*Description of the task*
Repeat the material below exactly, line for line.

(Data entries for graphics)
- - -

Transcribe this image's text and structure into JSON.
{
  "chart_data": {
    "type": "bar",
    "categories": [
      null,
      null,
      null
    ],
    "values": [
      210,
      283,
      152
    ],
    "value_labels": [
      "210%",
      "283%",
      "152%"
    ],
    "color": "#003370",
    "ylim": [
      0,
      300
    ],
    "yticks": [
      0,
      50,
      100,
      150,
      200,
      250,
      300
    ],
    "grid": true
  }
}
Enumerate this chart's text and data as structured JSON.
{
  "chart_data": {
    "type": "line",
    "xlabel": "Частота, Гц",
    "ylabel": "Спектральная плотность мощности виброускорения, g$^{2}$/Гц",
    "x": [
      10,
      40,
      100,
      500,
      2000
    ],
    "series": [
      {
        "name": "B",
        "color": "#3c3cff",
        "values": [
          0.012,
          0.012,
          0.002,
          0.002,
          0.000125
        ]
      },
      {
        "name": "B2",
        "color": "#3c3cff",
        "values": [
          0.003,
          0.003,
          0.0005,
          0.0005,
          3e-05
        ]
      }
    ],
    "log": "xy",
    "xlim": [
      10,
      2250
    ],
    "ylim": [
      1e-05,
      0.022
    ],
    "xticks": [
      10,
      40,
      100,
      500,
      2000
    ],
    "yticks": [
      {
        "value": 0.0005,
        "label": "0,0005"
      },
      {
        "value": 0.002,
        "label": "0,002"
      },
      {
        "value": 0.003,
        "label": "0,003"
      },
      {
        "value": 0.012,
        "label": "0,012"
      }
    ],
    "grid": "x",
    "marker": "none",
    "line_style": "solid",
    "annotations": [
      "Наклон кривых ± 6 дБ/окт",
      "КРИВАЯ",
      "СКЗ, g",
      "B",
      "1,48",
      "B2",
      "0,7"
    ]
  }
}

- - -

*Response to this exercise*
Transcribe this image's text and structure into JSON.
{
  "chart_data": {
    "type": "bar",
    "categories": [
      null,
      null,
      null
    ],
    "values": [
      210,
      283,
      152
    ],
    "value_labels": [
      "210%",
      "283%",
      "152%"
    ],
    "color": "#003370",
    "ylim": [
      0,
      300
    ],
    "yticks": [
      0,
      50,
      100,
      150,
      200,
      250,
      300
    ],
    "grid": true
  }
}
Enumerate this chart's text and data as structured JSON.
{
  "chart_data": {
    "type": "line",
    "xlabel": "Частота, Гц",
    "ylabel": "Спектральная плотность мощности виброускорения, g$^{2}$/Гц",
    "x": [
      10,
      40,
      100,
      500,
      2000
    ],
    "series": [
      {
        "name": "B",
        "color": "#3c3cff",
        "values": [
          0.012,
          0.012,
          0.002,
          0.002,
          0.000125
        ]
      },
      {
        "name": "B2",
        "color": "#3c3cff",
        "values": [
          0.003,
          0.003,
          0.0005,
          0.0005,
          3e-05
        ]
      }
    ],
    "log": "xy",
    "xlim": [
      10,
      2250
    ],
    "ylim": [
      1e-05,
      0.022
    ],
    "xticks": [
      10,
      40,
      100,
      500,
      2000
    ],
    "yticks": [
      {
        "value": 0.0005,
        "label": "0,0005"
      },
      {
        "value": 0.002,
        "label": "0,002"
      },
      {
        "value": 0.003,
        "label": "0,003"
      },
      {
        "value": 0.012,
        "label": "0,012"
      }
    ],
    "grid": "x",
    "marker": "none",
    "line_style": "solid",
    "annotations": [
      "Наклон кривых ± 6 дБ/окт",
      "КРИВАЯ",
      "СКЗ, g",
      "B",
      "1,48",
      "B2",
      "0,7"
    ]
  }
}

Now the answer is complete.